==== Supplied material

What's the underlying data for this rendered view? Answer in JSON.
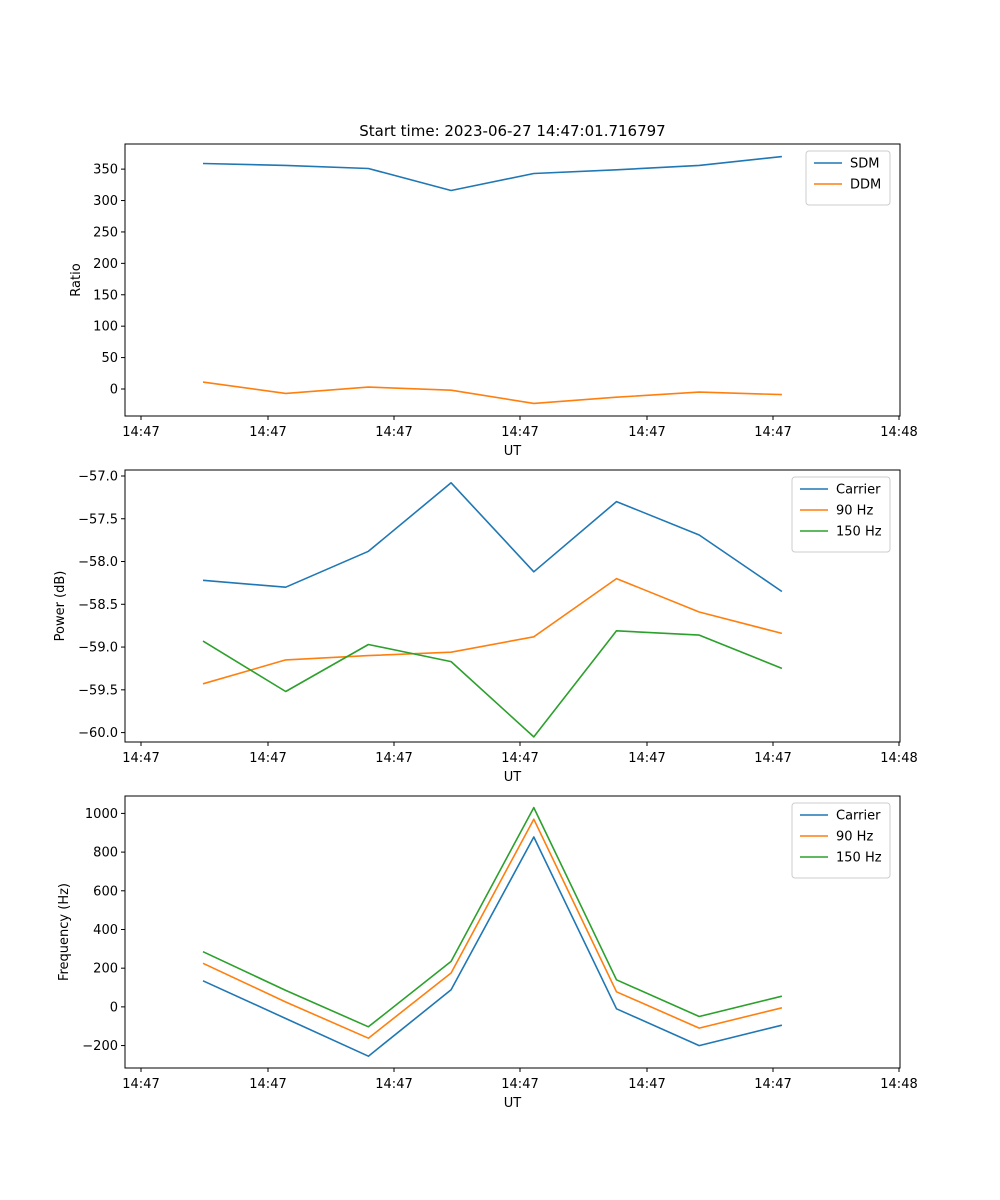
{
  "figure": {
    "title": "Start time: 2023-06-27 14:47:01.716797"
  },
  "chart_data": [
    {
      "type": "line",
      "title": "Start time: 2023-06-27 14:47:01.716797",
      "xlabel": "UT",
      "ylabel": "Ratio",
      "x_ticks": [
        "14:47",
        "14:47",
        "14:47",
        "14:47",
        "14:47",
        "14:47",
        "14:48"
      ],
      "y_ticks": [
        0,
        50,
        100,
        150,
        200,
        250,
        300,
        350
      ],
      "ylim": [
        -43,
        390
      ],
      "grid": false,
      "legend_position": "upper-right",
      "series": [
        {
          "name": "SDM",
          "color": "#1f77b4",
          "values": [
            359,
            356,
            351,
            316,
            343,
            349,
            356,
            370
          ]
        },
        {
          "name": "DDM",
          "color": "#ff7f0e",
          "values": [
            11,
            -7,
            3,
            -2,
            -23,
            -13,
            -5,
            -9
          ]
        }
      ]
    },
    {
      "type": "line",
      "xlabel": "UT",
      "ylabel": "Power (dB)",
      "x_ticks": [
        "14:47",
        "14:47",
        "14:47",
        "14:47",
        "14:47",
        "14:47",
        "14:48"
      ],
      "y_ticks": [
        -60.0,
        -59.5,
        -59.0,
        -58.5,
        -58.0,
        -57.5,
        -57.0
      ],
      "ylim": [
        -60.11,
        -56.93
      ],
      "grid": false,
      "legend_position": "upper-right",
      "series": [
        {
          "name": "Carrier",
          "color": "#1f77b4",
          "values": [
            -58.22,
            -58.3,
            -57.88,
            -57.08,
            -58.12,
            -57.3,
            -57.69,
            -58.35
          ]
        },
        {
          "name": "90 Hz",
          "color": "#ff7f0e",
          "values": [
            -59.43,
            -59.15,
            -59.1,
            -59.06,
            -58.88,
            -58.2,
            -58.59,
            -58.84
          ]
        },
        {
          "name": "150 Hz",
          "color": "#2ca02c",
          "values": [
            -58.93,
            -59.52,
            -58.97,
            -59.17,
            -60.05,
            -58.81,
            -58.86,
            -59.25
          ]
        }
      ]
    },
    {
      "type": "line",
      "xlabel": "UT",
      "ylabel": "Frequency (Hz)",
      "x_ticks": [
        "14:47",
        "14:47",
        "14:47",
        "14:47",
        "14:47",
        "14:47",
        "14:48"
      ],
      "y_ticks": [
        -200,
        0,
        200,
        400,
        600,
        800,
        1000
      ],
      "ylim": [
        -316,
        1090
      ],
      "grid": false,
      "legend_position": "upper-right",
      "series": [
        {
          "name": "Carrier",
          "color": "#1f77b4",
          "values": [
            135,
            -60,
            -255,
            88,
            878,
            -10,
            -200,
            -95
          ]
        },
        {
          "name": "90 Hz",
          "color": "#ff7f0e",
          "values": [
            225,
            25,
            -162,
            175,
            970,
            78,
            -110,
            -5
          ]
        },
        {
          "name": "150 Hz",
          "color": "#2ca02c",
          "values": [
            285,
            85,
            -103,
            235,
            1030,
            140,
            -50,
            55
          ]
        }
      ]
    }
  ]
}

========

*Requirement:* Retype all entries exactly as they appear, dropping the images.

*Answer to the task:*
What's the underlying data for this rendered view? Answer in JSON.
{
  "figure": {
    "title": "Start time: 2023-06-27 14:47:01.716797"
  },
  "chart_data": [
    {
      "type": "line",
      "title": "Start time: 2023-06-27 14:47:01.716797",
      "xlabel": "UT",
      "ylabel": "Ratio",
      "x_ticks": [
        "14:47",
        "14:47",
        "14:47",
        "14:47",
        "14:47",
        "14:47",
        "14:48"
      ],
      "y_ticks": [
        0,
        50,
        100,
        150,
        200,
        250,
        300,
        350
      ],
      "ylim": [
        -43,
        390
      ],
      "grid": false,
      "legend_position": "upper-right",
      "series": [
        {
          "name": "SDM",
          "color": "#1f77b4",
          "values": [
            359,
            356,
            351,
            316,
            343,
            349,
            356,
            370
          ]
        },
        {
          "name": "DDM",
          "color": "#ff7f0e",
          "values": [
            11,
            -7,
            3,
            -2,
            -23,
            -13,
            -5,
            -9
          ]
        }
      ]
    },
    {
      "type": "line",
      "xlabel": "UT",
      "ylabel": "Power (dB)",
      "x_ticks": [
        "14:47",
        "14:47",
        "14:47",
        "14:47",
        "14:47",
        "14:47",
        "14:48"
      ],
      "y_ticks": [
        -60.0,
        -59.5,
        -59.0,
        -58.5,
        -58.0,
        -57.5,
        -57.0
      ],
      "ylim": [
        -60.11,
        -56.93
      ],
      "grid": false,
      "legend_position": "upper-right",
      "series": [
        {
          "name": "Carrier",
          "color": "#1f77b4",
          "values": [
            -58.22,
            -58.3,
            -57.88,
            -57.08,
            -58.12,
            -57.3,
            -57.69,
            -58.35
          ]
        },
        {
          "name": "90 Hz",
          "color": "#ff7f0e",
          "values": [
            -59.43,
            -59.15,
            -59.1,
            -59.06,
            -58.88,
            -58.2,
            -58.59,
            -58.84
          ]
        },
        {
          "name": "150 Hz",
          "color": "#2ca02c",
          "values": [
            -58.93,
            -59.52,
            -58.97,
            -59.17,
            -60.05,
            -58.81,
            -58.86,
            -59.25
          ]
        }
      ]
    },
    {
      "type": "line",
      "xlabel": "UT",
      "ylabel": "Frequency (Hz)",
      "x_ticks": [
        "14:47",
        "14:47",
        "14:47",
        "14:47",
        "14:47",
        "14:47",
        "14:48"
      ],
      "y_ticks": [
        -200,
        0,
        200,
        400,
        600,
        800,
        1000
      ],
      "ylim": [
        -316,
        1090
      ],
      "grid": false,
      "legend_position": "upper-right",
      "series": [
        {
          "name": "Carrier",
          "color": "#1f77b4",
          "values": [
            135,
            -60,
            -255,
            88,
            878,
            -10,
            -200,
            -95
          ]
        },
        {
          "name": "90 Hz",
          "color": "#ff7f0e",
          "values": [
            225,
            25,
            -162,
            175,
            970,
            78,
            -110,
            -5
          ]
        },
        {
          "name": "150 Hz",
          "color": "#2ca02c",
          "values": [
            285,
            85,
            -103,
            235,
            1030,
            140,
            -50,
            55
          ]
        }
      ]
    }
  ]
}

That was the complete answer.